[Directive]
Collect all lines from the listing that include the string "screenshot".

[Provided material]
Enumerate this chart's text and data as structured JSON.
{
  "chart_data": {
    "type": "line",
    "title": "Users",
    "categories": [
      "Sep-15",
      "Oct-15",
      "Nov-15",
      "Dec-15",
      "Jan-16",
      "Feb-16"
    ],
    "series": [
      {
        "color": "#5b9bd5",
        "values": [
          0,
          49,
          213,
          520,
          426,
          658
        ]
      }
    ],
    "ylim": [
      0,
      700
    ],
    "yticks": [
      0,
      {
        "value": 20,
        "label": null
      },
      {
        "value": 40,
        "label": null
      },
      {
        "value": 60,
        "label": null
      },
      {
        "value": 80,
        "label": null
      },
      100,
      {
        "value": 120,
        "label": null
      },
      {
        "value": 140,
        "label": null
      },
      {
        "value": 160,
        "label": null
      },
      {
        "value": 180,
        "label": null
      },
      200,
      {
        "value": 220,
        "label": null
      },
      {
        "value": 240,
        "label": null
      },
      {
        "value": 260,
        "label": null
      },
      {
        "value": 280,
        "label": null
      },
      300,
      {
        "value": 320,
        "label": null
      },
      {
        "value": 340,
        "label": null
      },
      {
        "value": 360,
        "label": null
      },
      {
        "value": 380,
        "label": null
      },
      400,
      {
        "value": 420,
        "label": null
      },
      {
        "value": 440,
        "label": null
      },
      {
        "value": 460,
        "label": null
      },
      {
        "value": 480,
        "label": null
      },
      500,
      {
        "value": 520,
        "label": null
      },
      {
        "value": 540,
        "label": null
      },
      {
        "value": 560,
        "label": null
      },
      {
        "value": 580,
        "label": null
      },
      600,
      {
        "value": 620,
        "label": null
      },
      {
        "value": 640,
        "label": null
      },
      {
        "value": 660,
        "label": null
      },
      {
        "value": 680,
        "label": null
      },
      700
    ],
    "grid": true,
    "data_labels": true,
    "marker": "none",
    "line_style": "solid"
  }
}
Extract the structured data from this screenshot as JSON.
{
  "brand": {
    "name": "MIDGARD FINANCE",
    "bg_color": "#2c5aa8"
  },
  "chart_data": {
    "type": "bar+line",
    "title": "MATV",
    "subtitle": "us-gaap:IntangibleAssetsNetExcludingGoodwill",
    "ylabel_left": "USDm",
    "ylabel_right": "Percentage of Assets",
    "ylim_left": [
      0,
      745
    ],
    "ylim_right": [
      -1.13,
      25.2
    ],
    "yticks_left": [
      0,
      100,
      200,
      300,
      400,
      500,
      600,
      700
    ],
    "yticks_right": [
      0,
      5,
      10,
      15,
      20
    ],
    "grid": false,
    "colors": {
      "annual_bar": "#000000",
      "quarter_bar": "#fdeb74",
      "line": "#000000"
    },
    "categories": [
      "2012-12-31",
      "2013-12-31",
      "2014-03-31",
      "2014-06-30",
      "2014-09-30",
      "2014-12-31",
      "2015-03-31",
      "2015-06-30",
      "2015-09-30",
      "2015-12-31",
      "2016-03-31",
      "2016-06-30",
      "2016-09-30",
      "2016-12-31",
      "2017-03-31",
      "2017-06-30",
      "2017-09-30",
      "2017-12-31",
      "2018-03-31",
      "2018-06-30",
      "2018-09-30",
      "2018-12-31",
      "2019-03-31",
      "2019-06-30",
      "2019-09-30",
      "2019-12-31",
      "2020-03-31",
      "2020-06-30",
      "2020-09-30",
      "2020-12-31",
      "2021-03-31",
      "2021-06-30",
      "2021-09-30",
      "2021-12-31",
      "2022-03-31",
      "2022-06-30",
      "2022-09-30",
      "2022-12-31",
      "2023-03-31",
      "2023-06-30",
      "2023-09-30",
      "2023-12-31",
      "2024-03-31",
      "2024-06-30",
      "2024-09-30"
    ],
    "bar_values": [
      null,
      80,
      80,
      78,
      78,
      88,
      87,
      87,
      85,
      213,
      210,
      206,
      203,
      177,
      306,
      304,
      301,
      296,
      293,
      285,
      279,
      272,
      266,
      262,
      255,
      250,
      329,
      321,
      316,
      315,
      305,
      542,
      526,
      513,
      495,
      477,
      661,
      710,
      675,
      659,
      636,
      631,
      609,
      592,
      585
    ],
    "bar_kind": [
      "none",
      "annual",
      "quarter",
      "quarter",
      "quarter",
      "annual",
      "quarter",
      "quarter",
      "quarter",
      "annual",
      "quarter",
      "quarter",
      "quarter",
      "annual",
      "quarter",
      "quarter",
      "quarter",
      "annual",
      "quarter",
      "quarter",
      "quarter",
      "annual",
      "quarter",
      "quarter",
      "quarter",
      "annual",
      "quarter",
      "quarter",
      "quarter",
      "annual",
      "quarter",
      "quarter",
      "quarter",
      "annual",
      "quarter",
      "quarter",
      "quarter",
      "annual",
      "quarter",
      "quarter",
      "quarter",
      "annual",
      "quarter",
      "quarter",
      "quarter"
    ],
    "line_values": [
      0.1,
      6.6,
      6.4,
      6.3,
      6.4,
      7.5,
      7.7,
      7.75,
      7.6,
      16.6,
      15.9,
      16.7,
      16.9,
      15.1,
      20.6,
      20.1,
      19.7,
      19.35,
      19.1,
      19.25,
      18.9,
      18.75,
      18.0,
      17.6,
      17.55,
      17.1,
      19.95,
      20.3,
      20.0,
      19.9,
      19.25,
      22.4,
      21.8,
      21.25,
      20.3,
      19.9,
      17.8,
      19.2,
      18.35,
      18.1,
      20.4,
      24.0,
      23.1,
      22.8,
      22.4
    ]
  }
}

...

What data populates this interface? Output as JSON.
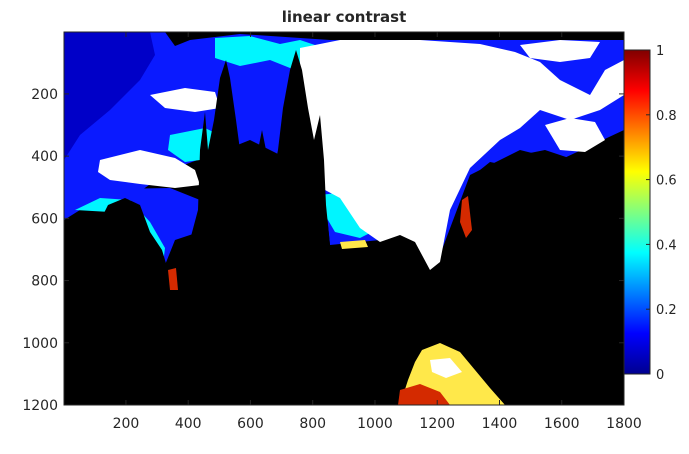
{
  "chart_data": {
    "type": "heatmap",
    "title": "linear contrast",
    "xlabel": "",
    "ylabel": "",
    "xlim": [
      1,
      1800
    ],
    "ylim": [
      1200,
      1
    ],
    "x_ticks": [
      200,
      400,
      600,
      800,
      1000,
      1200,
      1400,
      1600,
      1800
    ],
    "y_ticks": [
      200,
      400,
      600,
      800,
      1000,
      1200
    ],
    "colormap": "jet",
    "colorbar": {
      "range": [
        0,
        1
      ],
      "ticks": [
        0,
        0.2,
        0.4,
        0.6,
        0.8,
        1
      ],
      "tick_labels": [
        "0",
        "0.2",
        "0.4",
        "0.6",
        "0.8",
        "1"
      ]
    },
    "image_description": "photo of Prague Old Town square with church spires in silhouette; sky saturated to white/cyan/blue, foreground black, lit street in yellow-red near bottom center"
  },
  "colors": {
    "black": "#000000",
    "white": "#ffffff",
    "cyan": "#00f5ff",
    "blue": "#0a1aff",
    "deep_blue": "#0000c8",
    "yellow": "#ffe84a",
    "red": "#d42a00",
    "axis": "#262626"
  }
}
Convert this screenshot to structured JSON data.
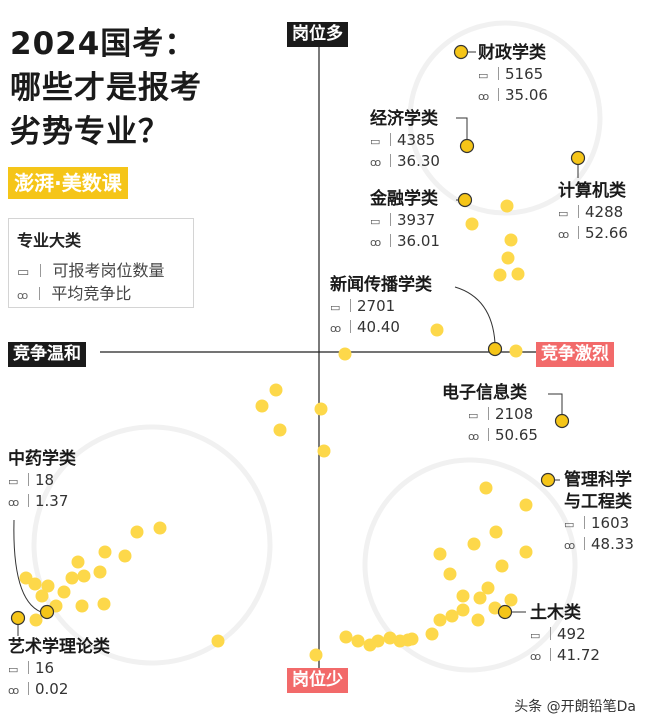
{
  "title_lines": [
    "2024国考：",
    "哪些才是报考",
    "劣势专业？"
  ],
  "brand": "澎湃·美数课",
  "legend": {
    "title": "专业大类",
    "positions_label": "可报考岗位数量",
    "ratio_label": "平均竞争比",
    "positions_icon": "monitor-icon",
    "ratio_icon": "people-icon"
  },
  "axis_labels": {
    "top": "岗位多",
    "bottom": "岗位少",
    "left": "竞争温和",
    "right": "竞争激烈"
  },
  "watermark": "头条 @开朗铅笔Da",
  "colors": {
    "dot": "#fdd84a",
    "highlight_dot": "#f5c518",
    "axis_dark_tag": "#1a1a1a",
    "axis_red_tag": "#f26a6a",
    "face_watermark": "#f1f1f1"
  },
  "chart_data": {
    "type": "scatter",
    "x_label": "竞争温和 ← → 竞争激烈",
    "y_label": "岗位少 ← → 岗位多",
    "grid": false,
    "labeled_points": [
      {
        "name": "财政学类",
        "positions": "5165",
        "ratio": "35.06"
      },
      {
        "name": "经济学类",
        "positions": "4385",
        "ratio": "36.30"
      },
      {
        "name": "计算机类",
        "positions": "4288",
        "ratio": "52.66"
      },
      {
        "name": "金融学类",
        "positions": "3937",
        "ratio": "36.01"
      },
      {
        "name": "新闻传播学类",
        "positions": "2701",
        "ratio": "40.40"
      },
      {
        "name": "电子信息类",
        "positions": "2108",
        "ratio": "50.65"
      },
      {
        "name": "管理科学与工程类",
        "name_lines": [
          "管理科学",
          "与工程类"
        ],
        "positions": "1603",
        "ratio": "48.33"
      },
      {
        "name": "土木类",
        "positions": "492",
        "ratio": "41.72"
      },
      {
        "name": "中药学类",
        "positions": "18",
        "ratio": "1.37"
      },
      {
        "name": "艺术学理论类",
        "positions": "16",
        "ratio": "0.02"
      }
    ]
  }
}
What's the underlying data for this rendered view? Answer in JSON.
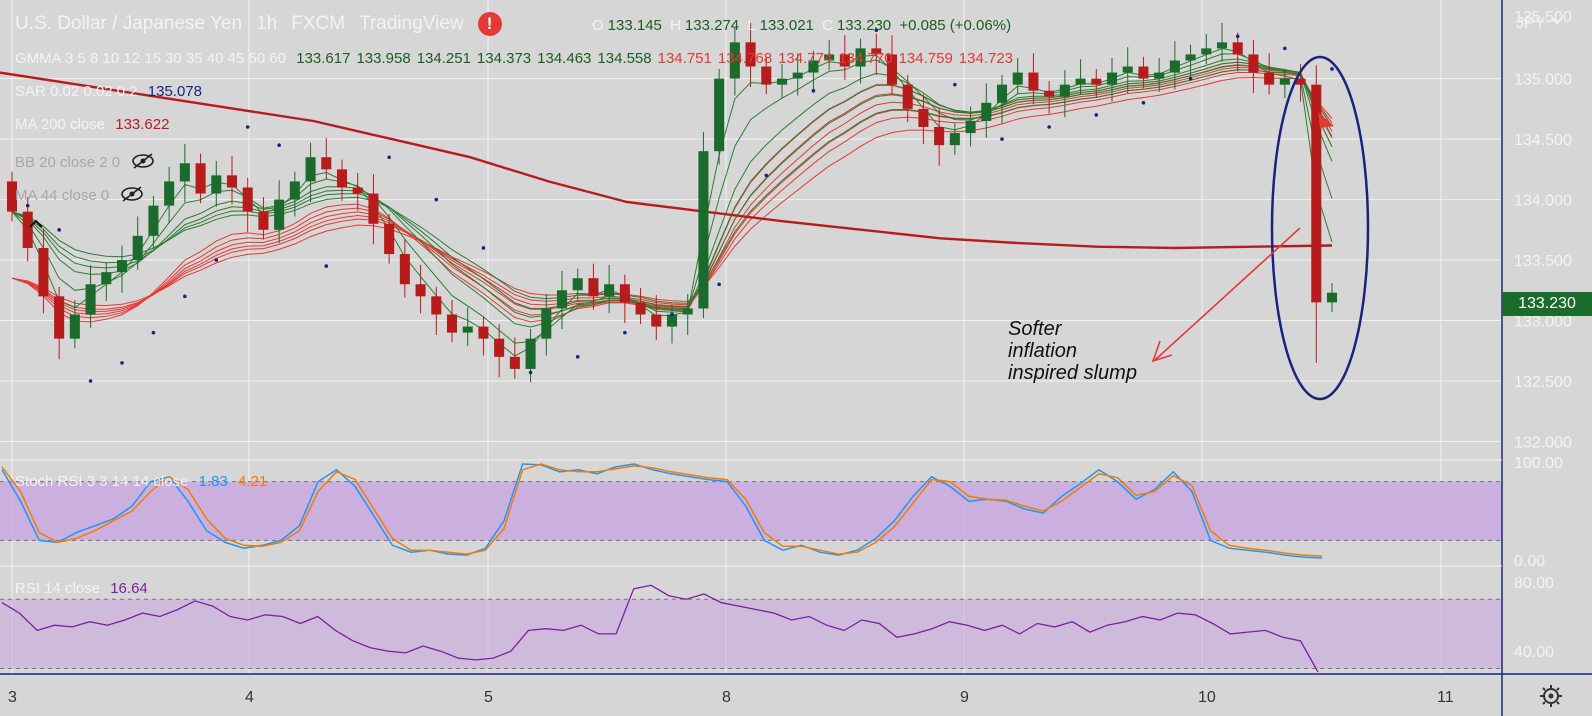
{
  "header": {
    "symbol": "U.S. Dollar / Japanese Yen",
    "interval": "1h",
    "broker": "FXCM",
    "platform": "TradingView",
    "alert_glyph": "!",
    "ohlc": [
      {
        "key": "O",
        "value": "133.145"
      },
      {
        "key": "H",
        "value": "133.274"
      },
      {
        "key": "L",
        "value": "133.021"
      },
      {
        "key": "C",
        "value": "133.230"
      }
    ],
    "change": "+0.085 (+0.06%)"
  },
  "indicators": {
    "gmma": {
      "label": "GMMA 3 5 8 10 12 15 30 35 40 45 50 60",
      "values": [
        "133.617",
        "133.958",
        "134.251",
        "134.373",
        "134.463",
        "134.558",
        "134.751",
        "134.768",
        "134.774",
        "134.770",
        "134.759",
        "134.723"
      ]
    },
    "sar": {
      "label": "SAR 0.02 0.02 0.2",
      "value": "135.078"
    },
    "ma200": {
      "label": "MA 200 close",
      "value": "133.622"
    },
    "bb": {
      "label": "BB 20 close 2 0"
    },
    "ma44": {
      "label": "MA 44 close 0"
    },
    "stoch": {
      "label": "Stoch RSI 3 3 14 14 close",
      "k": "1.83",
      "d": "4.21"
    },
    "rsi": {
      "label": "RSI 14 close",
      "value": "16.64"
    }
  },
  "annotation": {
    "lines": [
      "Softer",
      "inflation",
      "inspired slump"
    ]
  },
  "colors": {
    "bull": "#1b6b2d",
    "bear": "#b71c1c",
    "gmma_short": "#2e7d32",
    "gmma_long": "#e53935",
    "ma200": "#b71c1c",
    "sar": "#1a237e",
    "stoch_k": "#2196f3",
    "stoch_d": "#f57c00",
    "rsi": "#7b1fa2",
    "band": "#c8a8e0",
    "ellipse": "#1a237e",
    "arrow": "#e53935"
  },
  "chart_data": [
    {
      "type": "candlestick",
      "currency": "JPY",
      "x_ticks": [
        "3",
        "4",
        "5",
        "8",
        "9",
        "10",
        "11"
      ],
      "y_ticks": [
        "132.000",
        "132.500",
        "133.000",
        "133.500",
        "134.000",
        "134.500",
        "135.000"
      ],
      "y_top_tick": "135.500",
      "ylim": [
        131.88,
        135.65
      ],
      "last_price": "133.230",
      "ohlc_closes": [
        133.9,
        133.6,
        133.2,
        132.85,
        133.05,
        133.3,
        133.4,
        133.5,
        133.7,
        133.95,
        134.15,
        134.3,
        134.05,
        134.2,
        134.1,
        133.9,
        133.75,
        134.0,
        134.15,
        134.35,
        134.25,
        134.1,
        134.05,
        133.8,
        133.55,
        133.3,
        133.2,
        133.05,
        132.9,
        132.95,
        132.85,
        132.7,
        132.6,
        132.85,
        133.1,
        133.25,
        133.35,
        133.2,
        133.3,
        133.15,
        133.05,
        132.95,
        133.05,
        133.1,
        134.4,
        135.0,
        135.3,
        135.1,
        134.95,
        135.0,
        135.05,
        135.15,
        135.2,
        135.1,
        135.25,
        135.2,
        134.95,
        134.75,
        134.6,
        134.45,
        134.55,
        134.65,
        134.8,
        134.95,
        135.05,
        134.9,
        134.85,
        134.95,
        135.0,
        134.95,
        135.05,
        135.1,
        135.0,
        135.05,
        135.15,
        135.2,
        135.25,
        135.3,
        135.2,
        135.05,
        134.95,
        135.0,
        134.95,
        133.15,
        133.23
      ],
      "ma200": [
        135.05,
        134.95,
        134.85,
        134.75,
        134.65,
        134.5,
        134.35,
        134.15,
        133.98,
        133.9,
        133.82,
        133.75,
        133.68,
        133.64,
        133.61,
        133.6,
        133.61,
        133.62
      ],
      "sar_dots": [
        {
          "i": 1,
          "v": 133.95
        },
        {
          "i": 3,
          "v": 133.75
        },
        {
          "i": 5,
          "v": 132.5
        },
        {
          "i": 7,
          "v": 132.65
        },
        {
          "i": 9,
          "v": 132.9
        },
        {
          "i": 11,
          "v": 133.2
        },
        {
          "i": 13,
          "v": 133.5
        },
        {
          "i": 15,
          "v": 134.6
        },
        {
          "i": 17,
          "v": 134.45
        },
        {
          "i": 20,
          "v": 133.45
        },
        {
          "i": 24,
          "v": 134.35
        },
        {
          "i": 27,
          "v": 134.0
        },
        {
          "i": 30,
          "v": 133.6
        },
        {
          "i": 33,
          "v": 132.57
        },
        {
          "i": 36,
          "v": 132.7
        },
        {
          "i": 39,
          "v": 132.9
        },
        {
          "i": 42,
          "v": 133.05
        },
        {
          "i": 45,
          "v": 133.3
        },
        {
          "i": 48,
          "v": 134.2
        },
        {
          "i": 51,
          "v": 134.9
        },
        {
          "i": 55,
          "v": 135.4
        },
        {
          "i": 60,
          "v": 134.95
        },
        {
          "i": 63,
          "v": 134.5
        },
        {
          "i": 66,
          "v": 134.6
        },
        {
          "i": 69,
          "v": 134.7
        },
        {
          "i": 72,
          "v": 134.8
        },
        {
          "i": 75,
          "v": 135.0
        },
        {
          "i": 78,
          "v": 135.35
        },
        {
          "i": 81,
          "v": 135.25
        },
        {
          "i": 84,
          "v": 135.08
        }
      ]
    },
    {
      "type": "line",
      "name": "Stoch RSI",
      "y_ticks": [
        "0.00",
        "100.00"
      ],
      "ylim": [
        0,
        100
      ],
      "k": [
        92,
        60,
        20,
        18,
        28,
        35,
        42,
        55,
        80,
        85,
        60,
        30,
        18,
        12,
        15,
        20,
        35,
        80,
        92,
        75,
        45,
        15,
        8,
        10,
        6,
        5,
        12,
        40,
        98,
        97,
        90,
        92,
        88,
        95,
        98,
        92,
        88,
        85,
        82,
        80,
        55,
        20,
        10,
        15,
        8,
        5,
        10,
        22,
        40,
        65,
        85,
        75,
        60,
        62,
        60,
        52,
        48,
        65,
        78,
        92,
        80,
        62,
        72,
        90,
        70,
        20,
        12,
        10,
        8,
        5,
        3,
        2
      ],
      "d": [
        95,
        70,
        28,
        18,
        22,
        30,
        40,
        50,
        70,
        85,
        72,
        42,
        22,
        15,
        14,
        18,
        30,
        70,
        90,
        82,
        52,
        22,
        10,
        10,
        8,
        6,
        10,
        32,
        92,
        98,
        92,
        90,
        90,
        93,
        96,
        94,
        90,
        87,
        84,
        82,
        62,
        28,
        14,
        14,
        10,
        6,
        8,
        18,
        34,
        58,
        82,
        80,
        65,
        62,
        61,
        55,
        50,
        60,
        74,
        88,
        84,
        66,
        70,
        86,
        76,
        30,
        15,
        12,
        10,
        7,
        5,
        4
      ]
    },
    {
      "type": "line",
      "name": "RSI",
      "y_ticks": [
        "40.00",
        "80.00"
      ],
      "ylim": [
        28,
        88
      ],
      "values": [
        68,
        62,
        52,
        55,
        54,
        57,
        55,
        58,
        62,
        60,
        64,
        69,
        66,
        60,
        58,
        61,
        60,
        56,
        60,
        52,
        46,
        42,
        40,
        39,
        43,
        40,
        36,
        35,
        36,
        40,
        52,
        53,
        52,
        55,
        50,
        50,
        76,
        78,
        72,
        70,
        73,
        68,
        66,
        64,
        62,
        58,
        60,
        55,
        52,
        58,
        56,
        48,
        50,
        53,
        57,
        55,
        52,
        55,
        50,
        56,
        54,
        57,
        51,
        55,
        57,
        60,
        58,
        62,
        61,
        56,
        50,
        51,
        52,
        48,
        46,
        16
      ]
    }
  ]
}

[Reply]
Extract the structured data from this screenshot as JSON.
Convert this screenshot to structured JSON data.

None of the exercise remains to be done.